> _Problem to solve_: Return every line of the material below verbatim, with no changes of any kind.

(Excerpts from a layout annotation set)
--

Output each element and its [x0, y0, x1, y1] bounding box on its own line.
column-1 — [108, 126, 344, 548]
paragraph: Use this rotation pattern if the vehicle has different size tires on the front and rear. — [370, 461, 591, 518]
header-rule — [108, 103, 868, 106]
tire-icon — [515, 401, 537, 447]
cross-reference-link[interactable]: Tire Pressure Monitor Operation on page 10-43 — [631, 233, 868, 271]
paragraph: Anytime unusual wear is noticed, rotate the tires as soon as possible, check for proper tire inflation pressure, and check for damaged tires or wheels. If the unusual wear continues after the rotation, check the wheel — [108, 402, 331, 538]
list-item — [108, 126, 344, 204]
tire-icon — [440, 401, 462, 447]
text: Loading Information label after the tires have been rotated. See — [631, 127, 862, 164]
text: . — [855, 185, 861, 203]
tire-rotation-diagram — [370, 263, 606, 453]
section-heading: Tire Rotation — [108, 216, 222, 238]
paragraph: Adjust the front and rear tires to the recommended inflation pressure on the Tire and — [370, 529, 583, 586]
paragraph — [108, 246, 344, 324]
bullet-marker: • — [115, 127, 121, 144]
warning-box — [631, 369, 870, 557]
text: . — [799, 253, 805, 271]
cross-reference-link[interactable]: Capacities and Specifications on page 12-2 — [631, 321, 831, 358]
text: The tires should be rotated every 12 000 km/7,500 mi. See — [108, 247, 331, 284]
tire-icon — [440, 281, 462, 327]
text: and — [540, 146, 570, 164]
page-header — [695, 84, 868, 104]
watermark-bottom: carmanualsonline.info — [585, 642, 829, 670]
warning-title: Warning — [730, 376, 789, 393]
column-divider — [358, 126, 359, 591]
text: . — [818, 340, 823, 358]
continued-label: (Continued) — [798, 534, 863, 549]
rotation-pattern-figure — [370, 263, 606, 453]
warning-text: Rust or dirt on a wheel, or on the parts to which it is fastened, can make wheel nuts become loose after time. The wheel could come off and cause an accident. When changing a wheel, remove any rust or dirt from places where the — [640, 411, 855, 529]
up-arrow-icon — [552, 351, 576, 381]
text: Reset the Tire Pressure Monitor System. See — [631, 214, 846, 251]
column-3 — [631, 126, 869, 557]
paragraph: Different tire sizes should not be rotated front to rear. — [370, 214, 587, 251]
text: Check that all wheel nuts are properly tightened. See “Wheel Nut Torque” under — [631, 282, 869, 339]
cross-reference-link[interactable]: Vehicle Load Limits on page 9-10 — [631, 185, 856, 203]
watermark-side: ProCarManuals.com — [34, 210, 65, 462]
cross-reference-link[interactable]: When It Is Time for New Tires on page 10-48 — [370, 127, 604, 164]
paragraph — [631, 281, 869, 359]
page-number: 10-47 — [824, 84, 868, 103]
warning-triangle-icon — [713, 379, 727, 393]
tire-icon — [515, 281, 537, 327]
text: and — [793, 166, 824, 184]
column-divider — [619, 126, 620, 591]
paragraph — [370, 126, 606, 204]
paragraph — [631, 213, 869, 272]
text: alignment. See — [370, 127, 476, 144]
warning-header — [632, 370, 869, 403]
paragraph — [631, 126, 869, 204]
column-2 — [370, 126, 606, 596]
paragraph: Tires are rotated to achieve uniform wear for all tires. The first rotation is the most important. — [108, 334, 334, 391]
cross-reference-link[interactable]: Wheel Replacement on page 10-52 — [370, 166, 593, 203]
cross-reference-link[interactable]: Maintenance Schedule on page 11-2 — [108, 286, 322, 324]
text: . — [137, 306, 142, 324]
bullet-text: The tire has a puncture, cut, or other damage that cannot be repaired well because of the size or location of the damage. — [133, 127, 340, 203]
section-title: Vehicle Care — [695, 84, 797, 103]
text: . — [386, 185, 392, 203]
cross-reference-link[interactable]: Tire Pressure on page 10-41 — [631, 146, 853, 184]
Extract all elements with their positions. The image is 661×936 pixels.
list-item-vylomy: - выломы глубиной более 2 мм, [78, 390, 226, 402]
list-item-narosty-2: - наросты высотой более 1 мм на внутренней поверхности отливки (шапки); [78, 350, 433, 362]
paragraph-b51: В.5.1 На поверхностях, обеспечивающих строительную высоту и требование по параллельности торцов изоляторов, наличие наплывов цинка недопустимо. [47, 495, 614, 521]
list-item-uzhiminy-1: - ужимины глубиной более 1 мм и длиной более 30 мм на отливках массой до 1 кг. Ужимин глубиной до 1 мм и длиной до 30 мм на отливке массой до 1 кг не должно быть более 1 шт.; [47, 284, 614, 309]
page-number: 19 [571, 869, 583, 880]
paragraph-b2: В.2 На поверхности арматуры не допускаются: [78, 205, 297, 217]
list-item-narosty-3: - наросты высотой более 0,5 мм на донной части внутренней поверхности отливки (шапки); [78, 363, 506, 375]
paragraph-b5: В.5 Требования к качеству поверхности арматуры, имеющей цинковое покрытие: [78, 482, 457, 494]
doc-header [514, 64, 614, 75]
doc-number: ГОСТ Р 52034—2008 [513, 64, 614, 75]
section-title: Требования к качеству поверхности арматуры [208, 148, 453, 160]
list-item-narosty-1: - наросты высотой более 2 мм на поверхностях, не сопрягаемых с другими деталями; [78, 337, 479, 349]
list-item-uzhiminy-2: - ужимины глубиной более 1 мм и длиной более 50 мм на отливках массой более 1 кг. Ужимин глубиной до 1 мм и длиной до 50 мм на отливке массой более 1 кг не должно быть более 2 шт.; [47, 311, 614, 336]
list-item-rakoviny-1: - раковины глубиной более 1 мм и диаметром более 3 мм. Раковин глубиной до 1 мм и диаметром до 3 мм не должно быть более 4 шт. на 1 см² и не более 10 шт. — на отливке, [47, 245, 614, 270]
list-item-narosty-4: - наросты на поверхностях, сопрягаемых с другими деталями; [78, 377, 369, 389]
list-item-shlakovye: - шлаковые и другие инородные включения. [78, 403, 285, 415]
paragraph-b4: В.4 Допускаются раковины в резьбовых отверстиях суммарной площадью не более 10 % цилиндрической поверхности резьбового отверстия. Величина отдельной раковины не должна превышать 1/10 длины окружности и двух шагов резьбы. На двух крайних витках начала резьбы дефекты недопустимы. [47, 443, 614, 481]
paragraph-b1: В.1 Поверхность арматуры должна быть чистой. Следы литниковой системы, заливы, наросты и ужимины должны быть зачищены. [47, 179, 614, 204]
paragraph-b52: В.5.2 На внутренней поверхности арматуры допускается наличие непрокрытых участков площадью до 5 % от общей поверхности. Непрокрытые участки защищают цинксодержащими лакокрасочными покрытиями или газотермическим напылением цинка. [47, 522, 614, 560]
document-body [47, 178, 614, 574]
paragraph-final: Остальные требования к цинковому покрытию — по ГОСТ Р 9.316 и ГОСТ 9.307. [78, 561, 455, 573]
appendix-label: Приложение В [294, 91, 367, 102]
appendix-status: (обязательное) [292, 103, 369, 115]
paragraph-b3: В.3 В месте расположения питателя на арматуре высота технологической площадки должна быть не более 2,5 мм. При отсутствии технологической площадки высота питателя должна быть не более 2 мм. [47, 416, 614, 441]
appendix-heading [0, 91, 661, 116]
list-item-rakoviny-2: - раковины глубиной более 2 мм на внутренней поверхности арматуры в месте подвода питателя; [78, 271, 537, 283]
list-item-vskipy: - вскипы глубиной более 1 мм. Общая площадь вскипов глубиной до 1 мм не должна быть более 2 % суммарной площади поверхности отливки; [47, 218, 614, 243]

--

> _Written solution_:
Output each element and its [x0, y0, x1, y1] bounding box on its own line.
column-1 — [108, 126, 344, 548]
paragraph: Use this rotation pattern if the vehicle has different size tires on the front and rear. — [370, 461, 591, 518]
header-rule — [108, 103, 868, 106]
tire-icon — [515, 401, 537, 447]
cross-reference-link[interactable]: Tire Pressure Monitor Operation on page 10-43 — [631, 233, 868, 271]
paragraph: Anytime unusual wear is noticed, rotate the tires as soon as possible, check for proper tire inflation pressure, and check for damaged tires or wheels. If the unusual wear continues after the rotation, check the wheel — [108, 402, 331, 538]
list-item — [108, 126, 344, 204]
tire-icon — [440, 401, 462, 447]
text: Loading Information label after the tires have been rotated. See — [631, 127, 862, 164]
text: . — [855, 185, 861, 203]
tire-rotation-diagram — [370, 263, 606, 453]
section-heading: Tire Rotation — [108, 216, 222, 238]
paragraph: Adjust the front and rear tires to the recommended inflation pressure on the Tire and — [370, 529, 583, 586]
paragraph — [108, 246, 344, 324]
bullet-marker: • — [115, 127, 121, 144]
warning-box — [631, 369, 870, 557]
text: . — [799, 253, 805, 271]
cross-reference-link[interactable]: Capacities and Specifications on page 12-2 — [631, 321, 831, 358]
text: The tires should be rotated every 12 000 km/7,500 mi. See — [108, 247, 331, 284]
tire-icon — [440, 281, 462, 327]
text: and — [540, 146, 570, 164]
page-header — [695, 84, 868, 104]
watermark-bottom: carmanualsonline.info — [585, 642, 829, 670]
warning-title: Warning — [730, 376, 789, 393]
column-divider — [358, 126, 359, 591]
text: . — [818, 340, 823, 358]
continued-label: (Continued) — [798, 534, 863, 549]
rotation-pattern-figure — [370, 263, 606, 453]
warning-text: Rust or dirt on a wheel, or on the parts to which it is fastened, can make wheel nuts become loose after time. The wheel could come off and cause an accident. When changing a wheel, remove any rust or dirt from places where the — [640, 411, 855, 529]
up-arrow-icon — [552, 351, 576, 381]
text: Reset the Tire Pressure Monitor System. See — [631, 214, 846, 251]
column-3 — [631, 126, 869, 557]
paragraph: Different tire sizes should not be rotated front to rear. — [370, 214, 587, 251]
text: Check that all wheel nuts are properly tightened. See “Wheel Nut Torque” under — [631, 282, 869, 339]
cross-reference-link[interactable]: Vehicle Load Limits on page 9-10 — [631, 185, 856, 203]
watermark-side: ProCarManuals.com — [34, 210, 65, 462]
cross-reference-link[interactable]: When It Is Time for New Tires on page 10-48 — [370, 127, 604, 164]
paragraph — [631, 281, 869, 359]
page-number: 10-47 — [824, 84, 868, 103]
warning-triangle-icon — [713, 379, 727, 393]
tire-icon — [515, 281, 537, 327]
text: and — [793, 166, 824, 184]
column-divider — [619, 126, 620, 591]
paragraph — [370, 126, 606, 204]
paragraph — [631, 213, 869, 272]
text: alignment. See — [370, 127, 476, 144]
warning-header — [632, 370, 869, 403]
paragraph — [631, 126, 869, 204]
column-2 — [370, 126, 606, 596]
paragraph: Tires are rotated to achieve uniform wear for all tires. The first rotation is the most important. — [108, 334, 334, 391]
cross-reference-link[interactable]: Wheel Replacement on page 10-52 — [370, 166, 593, 203]
cross-reference-link[interactable]: Maintenance Schedule on page 11-2 — [108, 286, 322, 324]
text: . — [137, 306, 142, 324]
bullet-text: The tire has a puncture, cut, or other damage that cannot be repaired well because of the size or location of the damage. — [133, 127, 340, 203]
section-title: Vehicle Care — [695, 84, 797, 103]
text: . — [386, 185, 392, 203]
cross-reference-link[interactable]: Tire Pressure on page 10-41 — [631, 146, 853, 184]
Extract all elements with their positions. The image is 661×936 pixels.
list-item-vylomy: - выломы глубиной более 2 мм, [78, 390, 226, 402]
list-item-narosty-2: - наросты высотой более 1 мм на внутренней поверхности отливки (шапки); [78, 350, 433, 362]
paragraph-b51: В.5.1 На поверхностях, обеспечивающих строительную высоту и требование по параллельности торцов изоляторов, наличие наплывов цинка недопустимо. [47, 495, 614, 521]
list-item-uzhiminy-1: - ужимины глубиной более 1 мм и длиной более 30 мм на отливках массой до 1 кг. Ужимин глубиной до 1 мм и длиной до 30 мм на отливке массой до 1 кг не должно быть более 1 шт.; [47, 284, 614, 309]
page-number: 19 [571, 869, 583, 880]
paragraph-b2: В.2 На поверхности арматуры не допускаются: [78, 205, 297, 217]
list-item-narosty-3: - наросты высотой более 0,5 мм на донной части внутренней поверхности отливки (шапки); [78, 363, 506, 375]
paragraph-b5: В.5 Требования к качеству поверхности арматуры, имеющей цинковое покрытие: [78, 482, 457, 494]
doc-header [514, 64, 614, 75]
doc-number: ГОСТ Р 52034—2008 [513, 64, 614, 75]
section-title: Требования к качеству поверхности арматуры [208, 148, 453, 160]
list-item-narosty-1: - наросты высотой более 2 мм на поверхностях, не сопрягаемых с другими деталями; [78, 337, 479, 349]
list-item-uzhiminy-2: - ужимины глубиной более 1 мм и длиной более 50 мм на отливках массой более 1 кг. Ужимин глубиной до 1 мм и длиной до 50 мм на отливке массой более 1 кг не должно быть более 2 шт.; [47, 311, 614, 336]
list-item-rakoviny-1: - раковины глубиной более 1 мм и диаметром более 3 мм. Раковин глубиной до 1 мм и диаметром до 3 мм не должно быть более 4 шт. на 1 см² и не более 10 шт. — на отливке, [47, 245, 614, 270]
list-item-narosty-4: - наросты на поверхностях, сопрягаемых с другими деталями; [78, 377, 369, 389]
list-item-shlakovye: - шлаковые и другие инородные включения. [78, 403, 285, 415]
paragraph-b4: В.4 Допускаются раковины в резьбовых отверстиях суммарной площадью не более 10 % цилиндрической поверхности резьбового отверстия. Величина отдельной раковины не должна превышать 1/10 длины окружности и двух шагов резьбы. На двух крайних витках начала резьбы дефекты недопустимы. [47, 443, 614, 481]
paragraph-b1: В.1 Поверхность арматуры должна быть чистой. Следы литниковой системы, заливы, наросты и ужимины должны быть зачищены. [47, 179, 614, 204]
paragraph-b52: В.5.2 На внутренней поверхности арматуры допускается наличие непрокрытых участков площадью до 5 % от общей поверхности. Непрокрытые участки защищают цинксодержащими лакокрасочными покрытиями или газотермическим напылением цинка. [47, 522, 614, 560]
document-body [47, 178, 614, 574]
paragraph-final: Остальные требования к цинковому покрытию — по ГОСТ Р 9.316 и ГОСТ 9.307. [78, 561, 455, 573]
appendix-label: Приложение В [294, 91, 367, 102]
appendix-status: (обязательное) [292, 103, 369, 115]
paragraph-b3: В.3 В месте расположения питателя на арматуре высота технологической площадки должна быть не более 2,5 мм. При отсутствии технологической площадки высота питателя должна быть не более 2 мм. [47, 416, 614, 441]
appendix-heading [0, 91, 661, 116]
list-item-rakoviny-2: - раковины глубиной более 2 мм на внутренней поверхности арматуры в месте подвода питателя; [78, 271, 537, 283]
list-item-vskipy: - вскипы глубиной более 1 мм. Общая площадь вскипов глубиной до 1 мм не должна быть более 2 % суммарной площади поверхности отливки; [47, 218, 614, 243]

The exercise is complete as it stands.